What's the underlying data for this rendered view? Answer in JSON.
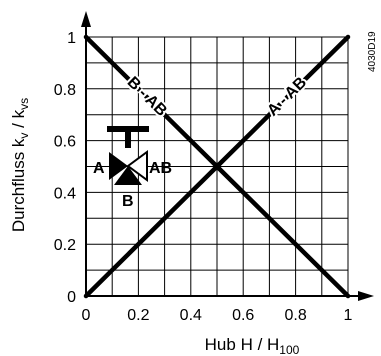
{
  "chart_data": {
    "type": "line",
    "xlabel": "Hub H / H",
    "xlabel_sub": "100",
    "ylabel": "Durchfluss k",
    "ylabel_sub1": "v",
    "ylabel_mid": " / k",
    "ylabel_sub2": "vs",
    "xlim": [
      0,
      1
    ],
    "ylim": [
      0,
      1
    ],
    "x_ticks": [
      0,
      0.2,
      0.4,
      0.6,
      0.8,
      1
    ],
    "x_tick_labels": [
      "0",
      "0.2",
      "0.4",
      "0.6",
      "0.8",
      "1"
    ],
    "y_ticks": [
      0,
      0.2,
      0.4,
      0.6,
      0.8,
      1
    ],
    "y_tick_labels": [
      "0",
      "0.2",
      "0.4",
      "0.6",
      "0.8",
      "1"
    ],
    "grid": true,
    "grid_step": 0.1,
    "series": [
      {
        "name": "A - AB",
        "x": [
          0,
          1
        ],
        "y": [
          0,
          1
        ]
      },
      {
        "name": "B - AB",
        "x": [
          0,
          1
        ],
        "y": [
          1,
          0
        ]
      }
    ],
    "valve_symbol": {
      "port_a": "A",
      "port_ab": "AB",
      "port_b": "B"
    },
    "doc_id": "4030D19"
  }
}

----

* _EXERCISE OBJECTIVE_: Without the pictures, return the entries exactly as they appear.

* _THE SOLUTION_:
What's the underlying data for this rendered view? Answer in JSON.
{
  "chart_data": {
    "type": "line",
    "xlabel": "Hub H / H",
    "xlabel_sub": "100",
    "ylabel": "Durchfluss k",
    "ylabel_sub1": "v",
    "ylabel_mid": " / k",
    "ylabel_sub2": "vs",
    "xlim": [
      0,
      1
    ],
    "ylim": [
      0,
      1
    ],
    "x_ticks": [
      0,
      0.2,
      0.4,
      0.6,
      0.8,
      1
    ],
    "x_tick_labels": [
      "0",
      "0.2",
      "0.4",
      "0.6",
      "0.8",
      "1"
    ],
    "y_ticks": [
      0,
      0.2,
      0.4,
      0.6,
      0.8,
      1
    ],
    "y_tick_labels": [
      "0",
      "0.2",
      "0.4",
      "0.6",
      "0.8",
      "1"
    ],
    "grid": true,
    "grid_step": 0.1,
    "series": [
      {
        "name": "A - AB",
        "x": [
          0,
          1
        ],
        "y": [
          0,
          1
        ]
      },
      {
        "name": "B - AB",
        "x": [
          0,
          1
        ],
        "y": [
          1,
          0
        ]
      }
    ],
    "valve_symbol": {
      "port_a": "A",
      "port_ab": "AB",
      "port_b": "B"
    },
    "doc_id": "4030D19"
  }
}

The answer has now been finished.